● WHAT IS REQUIRED:
Gather all lines containing the string "explorer" and copy them out.

● DATA:

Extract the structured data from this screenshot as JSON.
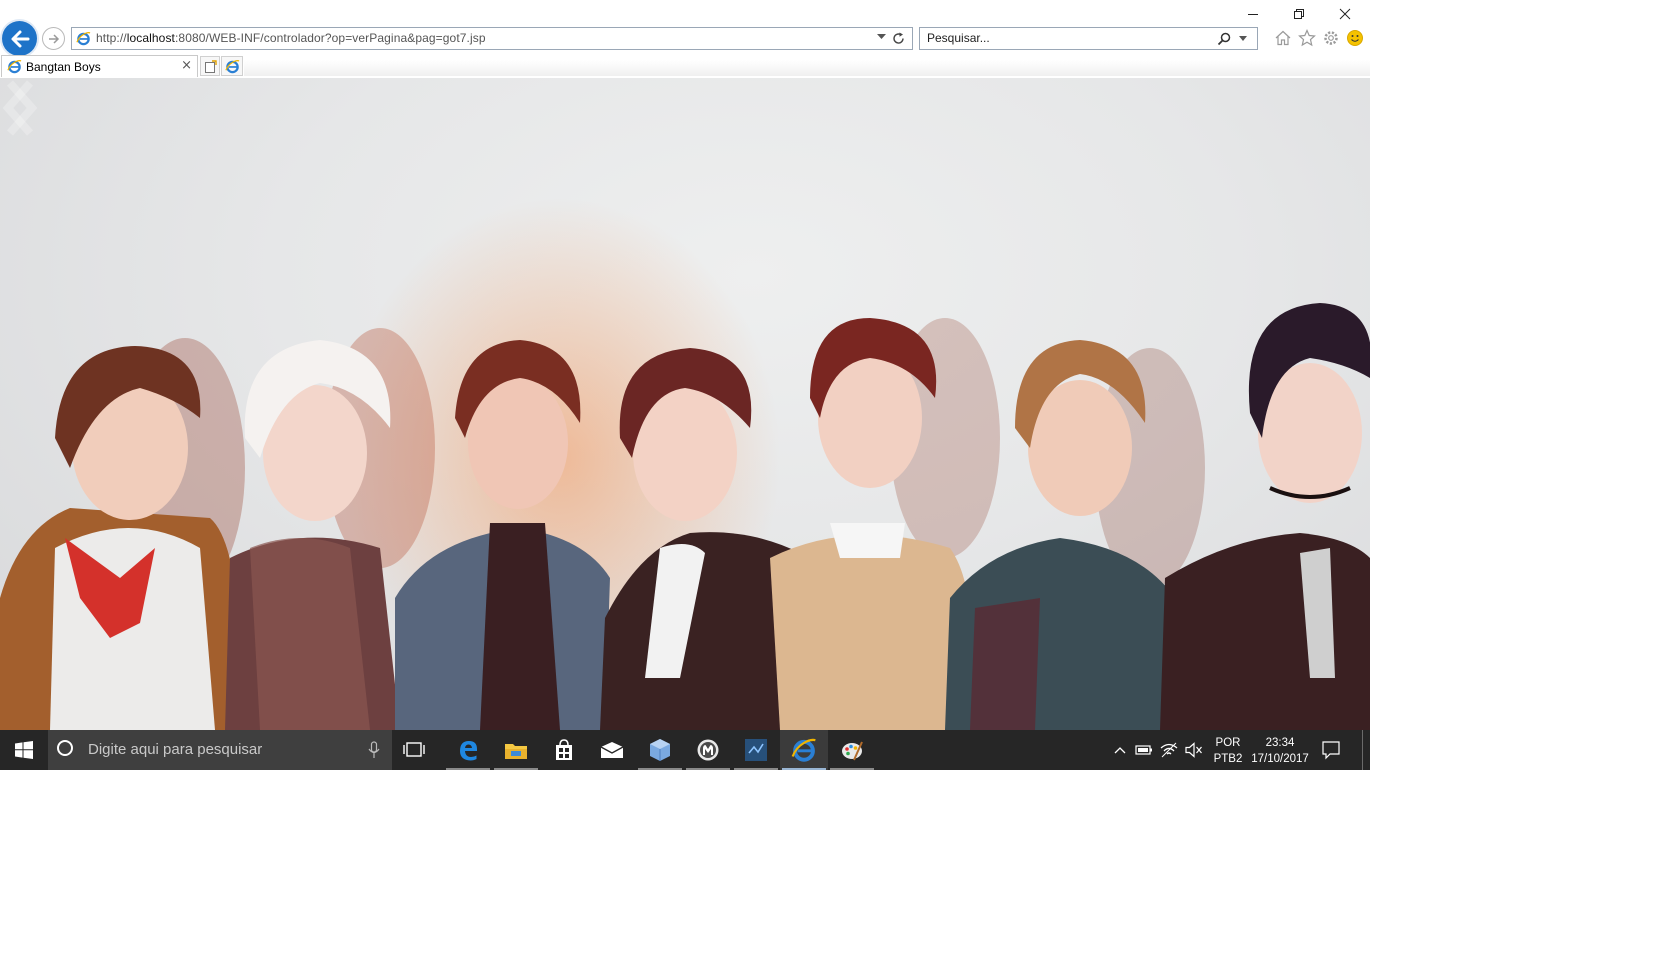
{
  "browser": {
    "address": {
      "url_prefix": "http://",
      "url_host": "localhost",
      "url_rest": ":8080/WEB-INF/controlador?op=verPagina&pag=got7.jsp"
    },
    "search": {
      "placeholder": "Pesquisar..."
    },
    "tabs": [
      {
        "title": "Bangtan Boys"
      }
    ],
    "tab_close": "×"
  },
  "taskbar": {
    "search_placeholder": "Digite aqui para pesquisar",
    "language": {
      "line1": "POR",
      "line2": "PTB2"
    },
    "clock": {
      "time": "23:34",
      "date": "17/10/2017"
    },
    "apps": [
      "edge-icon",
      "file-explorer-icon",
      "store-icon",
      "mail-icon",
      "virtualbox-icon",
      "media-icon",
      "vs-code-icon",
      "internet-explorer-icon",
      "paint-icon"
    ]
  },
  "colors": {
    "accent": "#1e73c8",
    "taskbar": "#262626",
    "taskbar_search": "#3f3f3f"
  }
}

---

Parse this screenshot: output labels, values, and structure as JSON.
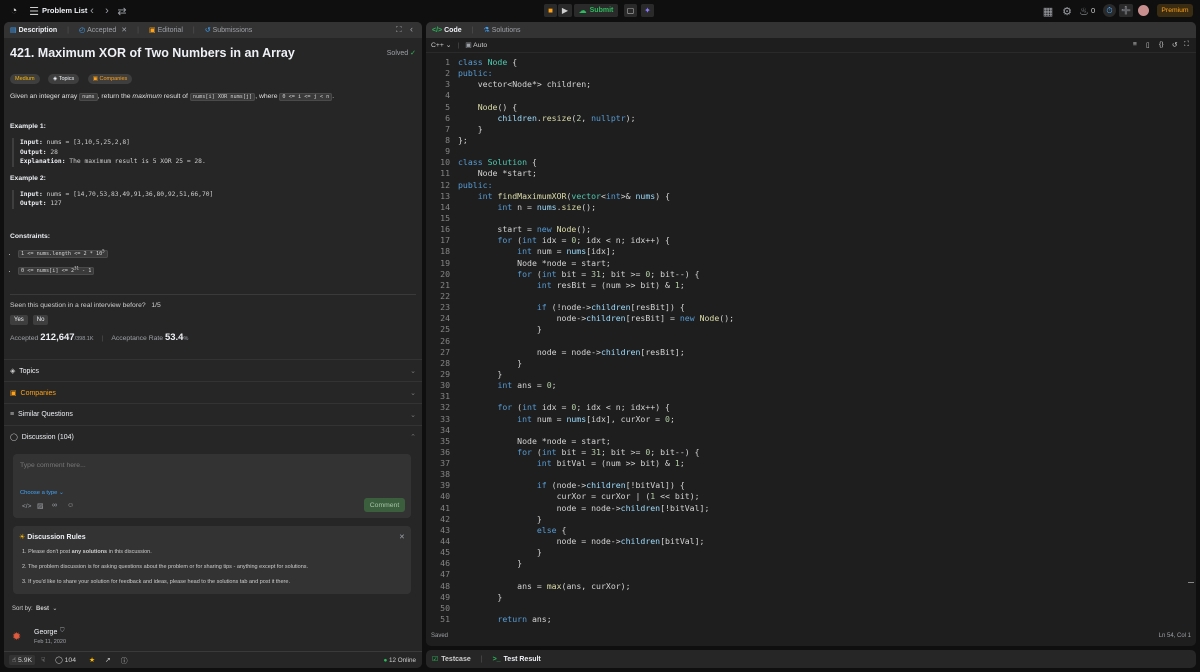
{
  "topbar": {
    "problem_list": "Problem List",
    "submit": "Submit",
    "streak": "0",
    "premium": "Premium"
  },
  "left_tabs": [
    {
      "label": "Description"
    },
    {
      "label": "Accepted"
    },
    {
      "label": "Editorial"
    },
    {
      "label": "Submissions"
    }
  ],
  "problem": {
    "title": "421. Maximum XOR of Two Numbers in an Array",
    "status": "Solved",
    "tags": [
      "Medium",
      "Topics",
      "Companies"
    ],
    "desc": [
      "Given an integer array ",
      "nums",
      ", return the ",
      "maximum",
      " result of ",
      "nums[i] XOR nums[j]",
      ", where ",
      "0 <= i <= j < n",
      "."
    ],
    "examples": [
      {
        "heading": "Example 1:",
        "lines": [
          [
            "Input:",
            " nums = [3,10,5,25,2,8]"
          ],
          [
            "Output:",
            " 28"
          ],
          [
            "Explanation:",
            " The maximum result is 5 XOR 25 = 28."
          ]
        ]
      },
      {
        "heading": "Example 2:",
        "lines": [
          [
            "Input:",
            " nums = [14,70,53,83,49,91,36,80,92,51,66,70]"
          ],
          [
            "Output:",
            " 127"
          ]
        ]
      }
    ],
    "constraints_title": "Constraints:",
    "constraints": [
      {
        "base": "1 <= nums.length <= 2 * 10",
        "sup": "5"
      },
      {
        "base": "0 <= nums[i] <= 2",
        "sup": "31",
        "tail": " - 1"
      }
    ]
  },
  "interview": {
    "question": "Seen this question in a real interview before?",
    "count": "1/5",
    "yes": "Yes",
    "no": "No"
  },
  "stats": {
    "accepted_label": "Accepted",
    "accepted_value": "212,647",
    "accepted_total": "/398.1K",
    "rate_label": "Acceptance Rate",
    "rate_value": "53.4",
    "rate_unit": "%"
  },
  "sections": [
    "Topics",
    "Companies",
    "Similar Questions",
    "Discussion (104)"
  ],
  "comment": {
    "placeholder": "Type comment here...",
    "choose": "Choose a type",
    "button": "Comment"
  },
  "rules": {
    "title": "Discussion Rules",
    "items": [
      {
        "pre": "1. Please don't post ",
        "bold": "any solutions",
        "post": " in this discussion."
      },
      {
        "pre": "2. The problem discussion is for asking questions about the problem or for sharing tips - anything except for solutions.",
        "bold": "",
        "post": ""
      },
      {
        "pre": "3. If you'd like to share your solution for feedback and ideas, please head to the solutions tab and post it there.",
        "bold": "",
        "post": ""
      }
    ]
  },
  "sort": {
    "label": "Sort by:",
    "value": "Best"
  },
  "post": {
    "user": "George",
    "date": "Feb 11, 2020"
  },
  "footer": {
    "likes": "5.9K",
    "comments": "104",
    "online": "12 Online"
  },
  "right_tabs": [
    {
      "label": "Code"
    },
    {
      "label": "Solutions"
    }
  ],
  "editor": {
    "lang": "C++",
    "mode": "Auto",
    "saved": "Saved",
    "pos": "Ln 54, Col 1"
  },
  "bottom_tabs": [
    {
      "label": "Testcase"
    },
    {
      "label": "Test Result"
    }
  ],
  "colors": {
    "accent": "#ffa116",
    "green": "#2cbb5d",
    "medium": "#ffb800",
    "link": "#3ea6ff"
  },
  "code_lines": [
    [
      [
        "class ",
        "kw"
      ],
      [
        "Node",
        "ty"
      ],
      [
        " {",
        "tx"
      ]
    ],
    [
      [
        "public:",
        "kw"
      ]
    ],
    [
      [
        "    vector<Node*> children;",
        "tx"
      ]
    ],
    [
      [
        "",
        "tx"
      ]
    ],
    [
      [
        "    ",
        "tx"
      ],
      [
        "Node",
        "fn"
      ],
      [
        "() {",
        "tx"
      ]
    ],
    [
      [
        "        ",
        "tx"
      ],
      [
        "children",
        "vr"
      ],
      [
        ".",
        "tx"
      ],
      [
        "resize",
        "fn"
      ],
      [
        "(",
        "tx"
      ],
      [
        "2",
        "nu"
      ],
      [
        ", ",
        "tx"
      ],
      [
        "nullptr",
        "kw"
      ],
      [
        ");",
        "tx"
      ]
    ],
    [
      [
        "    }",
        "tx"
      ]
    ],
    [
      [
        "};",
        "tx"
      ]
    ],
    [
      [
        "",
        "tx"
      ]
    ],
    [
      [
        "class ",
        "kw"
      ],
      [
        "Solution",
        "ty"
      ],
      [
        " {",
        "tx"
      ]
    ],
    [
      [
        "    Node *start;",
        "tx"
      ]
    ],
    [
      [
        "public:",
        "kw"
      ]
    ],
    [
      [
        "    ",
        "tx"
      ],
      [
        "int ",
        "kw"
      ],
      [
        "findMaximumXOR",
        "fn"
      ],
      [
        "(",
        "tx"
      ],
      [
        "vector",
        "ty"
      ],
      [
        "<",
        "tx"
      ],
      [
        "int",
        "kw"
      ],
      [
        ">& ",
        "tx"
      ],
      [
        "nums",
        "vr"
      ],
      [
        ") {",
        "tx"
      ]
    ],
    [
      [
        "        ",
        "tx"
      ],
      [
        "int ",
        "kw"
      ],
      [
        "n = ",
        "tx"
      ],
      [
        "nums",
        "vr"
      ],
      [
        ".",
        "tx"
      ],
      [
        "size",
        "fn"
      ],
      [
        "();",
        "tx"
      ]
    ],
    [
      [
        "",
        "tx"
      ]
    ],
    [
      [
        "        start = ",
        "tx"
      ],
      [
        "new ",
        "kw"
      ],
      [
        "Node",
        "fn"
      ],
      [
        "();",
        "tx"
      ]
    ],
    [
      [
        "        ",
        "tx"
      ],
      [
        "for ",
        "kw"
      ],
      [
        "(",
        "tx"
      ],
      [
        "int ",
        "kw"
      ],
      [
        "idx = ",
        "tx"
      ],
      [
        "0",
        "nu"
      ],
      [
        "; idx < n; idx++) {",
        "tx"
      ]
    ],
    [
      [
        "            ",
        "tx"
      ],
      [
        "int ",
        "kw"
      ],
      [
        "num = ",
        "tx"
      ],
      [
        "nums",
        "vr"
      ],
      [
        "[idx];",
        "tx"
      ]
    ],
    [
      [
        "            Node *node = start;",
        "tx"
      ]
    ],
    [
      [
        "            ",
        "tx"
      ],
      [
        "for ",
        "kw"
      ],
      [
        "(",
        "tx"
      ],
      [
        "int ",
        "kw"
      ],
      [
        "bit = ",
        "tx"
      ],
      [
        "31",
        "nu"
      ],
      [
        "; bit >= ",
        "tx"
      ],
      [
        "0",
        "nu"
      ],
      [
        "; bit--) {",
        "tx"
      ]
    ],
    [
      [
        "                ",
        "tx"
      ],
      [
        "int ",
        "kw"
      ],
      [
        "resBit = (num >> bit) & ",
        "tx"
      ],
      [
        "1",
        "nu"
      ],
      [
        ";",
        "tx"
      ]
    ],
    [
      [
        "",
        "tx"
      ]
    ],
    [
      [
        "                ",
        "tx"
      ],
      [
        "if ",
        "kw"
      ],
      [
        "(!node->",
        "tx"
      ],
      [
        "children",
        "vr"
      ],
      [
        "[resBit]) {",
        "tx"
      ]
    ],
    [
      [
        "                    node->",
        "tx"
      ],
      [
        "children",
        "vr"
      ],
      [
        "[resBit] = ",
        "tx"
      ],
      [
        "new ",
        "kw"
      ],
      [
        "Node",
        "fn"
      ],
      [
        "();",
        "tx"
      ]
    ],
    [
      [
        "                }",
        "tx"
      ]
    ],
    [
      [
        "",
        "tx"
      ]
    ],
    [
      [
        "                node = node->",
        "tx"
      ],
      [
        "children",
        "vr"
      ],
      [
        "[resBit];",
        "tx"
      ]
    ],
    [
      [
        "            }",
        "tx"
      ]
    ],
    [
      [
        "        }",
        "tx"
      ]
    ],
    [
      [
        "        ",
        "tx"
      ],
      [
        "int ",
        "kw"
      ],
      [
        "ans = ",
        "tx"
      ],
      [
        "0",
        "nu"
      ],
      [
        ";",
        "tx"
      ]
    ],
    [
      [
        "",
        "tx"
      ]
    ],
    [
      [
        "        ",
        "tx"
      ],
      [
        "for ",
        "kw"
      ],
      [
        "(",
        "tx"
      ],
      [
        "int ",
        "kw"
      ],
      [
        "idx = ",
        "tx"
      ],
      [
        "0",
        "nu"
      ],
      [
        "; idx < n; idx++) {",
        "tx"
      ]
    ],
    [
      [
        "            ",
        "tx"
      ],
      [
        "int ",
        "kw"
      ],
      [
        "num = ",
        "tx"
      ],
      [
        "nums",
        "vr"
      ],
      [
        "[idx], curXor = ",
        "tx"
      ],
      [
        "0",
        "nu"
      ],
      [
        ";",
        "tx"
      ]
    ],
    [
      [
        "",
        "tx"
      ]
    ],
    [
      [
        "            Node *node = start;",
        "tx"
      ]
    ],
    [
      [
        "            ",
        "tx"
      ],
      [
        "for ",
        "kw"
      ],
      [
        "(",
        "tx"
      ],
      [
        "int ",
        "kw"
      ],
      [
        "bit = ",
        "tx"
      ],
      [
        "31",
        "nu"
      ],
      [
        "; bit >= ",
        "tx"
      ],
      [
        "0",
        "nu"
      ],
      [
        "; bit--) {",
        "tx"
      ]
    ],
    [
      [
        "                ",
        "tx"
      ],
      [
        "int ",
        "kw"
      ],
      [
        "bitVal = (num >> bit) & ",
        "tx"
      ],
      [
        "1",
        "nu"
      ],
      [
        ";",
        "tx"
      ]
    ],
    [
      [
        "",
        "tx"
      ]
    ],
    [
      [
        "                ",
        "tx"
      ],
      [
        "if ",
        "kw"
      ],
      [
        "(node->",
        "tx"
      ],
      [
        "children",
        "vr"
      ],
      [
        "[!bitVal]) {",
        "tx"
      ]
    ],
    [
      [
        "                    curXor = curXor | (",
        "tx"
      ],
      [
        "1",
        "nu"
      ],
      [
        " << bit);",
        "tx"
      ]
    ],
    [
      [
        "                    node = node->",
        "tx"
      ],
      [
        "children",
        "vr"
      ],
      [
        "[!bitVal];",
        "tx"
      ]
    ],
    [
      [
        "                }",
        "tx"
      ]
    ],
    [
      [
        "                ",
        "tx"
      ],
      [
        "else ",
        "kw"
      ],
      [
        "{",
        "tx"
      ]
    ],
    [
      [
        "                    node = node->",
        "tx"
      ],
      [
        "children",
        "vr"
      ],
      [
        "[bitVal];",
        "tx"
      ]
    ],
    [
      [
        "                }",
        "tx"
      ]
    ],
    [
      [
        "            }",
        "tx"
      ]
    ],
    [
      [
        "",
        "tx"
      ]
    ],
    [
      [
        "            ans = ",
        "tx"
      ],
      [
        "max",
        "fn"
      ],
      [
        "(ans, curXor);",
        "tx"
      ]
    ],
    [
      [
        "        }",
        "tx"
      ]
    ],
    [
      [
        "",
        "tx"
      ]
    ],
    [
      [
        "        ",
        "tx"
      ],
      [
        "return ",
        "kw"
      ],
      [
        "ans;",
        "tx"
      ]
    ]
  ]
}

● WORKED SOLUTION:
      "file-explorer-icon",
      "internet-explorer-icon",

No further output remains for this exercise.